▸ Data listing

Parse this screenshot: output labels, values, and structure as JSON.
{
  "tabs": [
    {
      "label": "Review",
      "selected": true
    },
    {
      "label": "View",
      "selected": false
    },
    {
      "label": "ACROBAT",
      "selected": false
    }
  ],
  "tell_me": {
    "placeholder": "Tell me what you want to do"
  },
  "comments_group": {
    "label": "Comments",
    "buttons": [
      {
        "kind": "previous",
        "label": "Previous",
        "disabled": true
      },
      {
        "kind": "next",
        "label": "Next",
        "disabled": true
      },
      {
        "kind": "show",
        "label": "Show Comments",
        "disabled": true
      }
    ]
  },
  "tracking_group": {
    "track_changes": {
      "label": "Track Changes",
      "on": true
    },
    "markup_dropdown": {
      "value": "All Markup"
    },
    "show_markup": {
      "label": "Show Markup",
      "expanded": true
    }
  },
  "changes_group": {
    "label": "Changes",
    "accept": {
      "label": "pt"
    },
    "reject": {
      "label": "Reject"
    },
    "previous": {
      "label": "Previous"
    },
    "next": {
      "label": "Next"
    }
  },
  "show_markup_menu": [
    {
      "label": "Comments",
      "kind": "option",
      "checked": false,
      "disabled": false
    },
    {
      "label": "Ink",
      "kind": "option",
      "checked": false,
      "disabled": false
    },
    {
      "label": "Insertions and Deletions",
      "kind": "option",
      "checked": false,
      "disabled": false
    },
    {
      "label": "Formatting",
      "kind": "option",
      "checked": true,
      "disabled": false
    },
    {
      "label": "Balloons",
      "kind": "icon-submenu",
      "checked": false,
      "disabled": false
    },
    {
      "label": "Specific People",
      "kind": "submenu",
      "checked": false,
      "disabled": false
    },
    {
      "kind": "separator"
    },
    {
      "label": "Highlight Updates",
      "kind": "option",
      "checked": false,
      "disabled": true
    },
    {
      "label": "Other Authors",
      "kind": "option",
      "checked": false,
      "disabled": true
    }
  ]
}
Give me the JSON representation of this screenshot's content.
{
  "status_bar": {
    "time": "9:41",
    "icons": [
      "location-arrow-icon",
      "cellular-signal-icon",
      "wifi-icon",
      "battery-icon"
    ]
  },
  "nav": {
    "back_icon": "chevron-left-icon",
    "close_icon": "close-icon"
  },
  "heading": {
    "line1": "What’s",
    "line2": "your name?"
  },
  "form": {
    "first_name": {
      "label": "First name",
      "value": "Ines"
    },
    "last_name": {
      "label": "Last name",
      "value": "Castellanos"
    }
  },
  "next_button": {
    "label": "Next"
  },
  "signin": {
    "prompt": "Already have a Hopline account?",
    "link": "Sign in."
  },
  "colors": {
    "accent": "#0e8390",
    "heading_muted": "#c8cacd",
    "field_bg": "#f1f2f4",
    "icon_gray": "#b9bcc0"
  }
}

▸ Set task
Copy every record exactly, with nothing added or dropped.

▸ Answer to the task
Parse this screenshot: output labels, values, and structure as JSON.
{
  "tabs": [
    {
      "label": "Review",
      "selected": true
    },
    {
      "label": "View",
      "selected": false
    },
    {
      "label": "ACROBAT",
      "selected": false
    }
  ],
  "tell_me": {
    "placeholder": "Tell me what you want to do"
  },
  "comments_group": {
    "label": "Comments",
    "buttons": [
      {
        "kind": "previous",
        "label": "Previous",
        "disabled": true
      },
      {
        "kind": "next",
        "label": "Next",
        "disabled": true
      },
      {
        "kind": "show",
        "label": "Show Comments",
        "disabled": true
      }
    ]
  },
  "tracking_group": {
    "track_changes": {
      "label": "Track Changes",
      "on": true
    },
    "markup_dropdown": {
      "value": "All Markup"
    },
    "show_markup": {
      "label": "Show Markup",
      "expanded": true
    }
  },
  "changes_group": {
    "label": "Changes",
    "accept": {
      "label": "pt"
    },
    "reject": {
      "label": "Reject"
    },
    "previous": {
      "label": "Previous"
    },
    "next": {
      "label": "Next"
    }
  },
  "show_markup_menu": [
    {
      "label": "Comments",
      "kind": "option",
      "checked": false,
      "disabled": false
    },
    {
      "label": "Ink",
      "kind": "option",
      "checked": false,
      "disabled": false
    },
    {
      "label": "Insertions and Deletions",
      "kind": "option",
      "checked": false,
      "disabled": false
    },
    {
      "label": "Formatting",
      "kind": "option",
      "checked": true,
      "disabled": false
    },
    {
      "label": "Balloons",
      "kind": "icon-submenu",
      "checked": false,
      "disabled": false
    },
    {
      "label": "Specific People",
      "kind": "submenu",
      "checked": false,
      "disabled": false
    },
    {
      "kind": "separator"
    },
    {
      "label": "Highlight Updates",
      "kind": "option",
      "checked": false,
      "disabled": true
    },
    {
      "label": "Other Authors",
      "kind": "option",
      "checked": false,
      "disabled": true
    }
  ]
}
Give me the JSON representation of this screenshot's content.
{
  "status_bar": {
    "time": "9:41",
    "icons": [
      "location-arrow-icon",
      "cellular-signal-icon",
      "wifi-icon",
      "battery-icon"
    ]
  },
  "nav": {
    "back_icon": "chevron-left-icon",
    "close_icon": "close-icon"
  },
  "heading": {
    "line1": "What’s",
    "line2": "your name?"
  },
  "form": {
    "first_name": {
      "label": "First name",
      "value": "Ines"
    },
    "last_name": {
      "label": "Last name",
      "value": "Castellanos"
    }
  },
  "next_button": {
    "label": "Next"
  },
  "signin": {
    "prompt": "Already have a Hopline account?",
    "link": "Sign in."
  },
  "colors": {
    "accent": "#0e8390",
    "heading_muted": "#c8cacd",
    "field_bg": "#f1f2f4",
    "icon_gray": "#b9bcc0"
  }
}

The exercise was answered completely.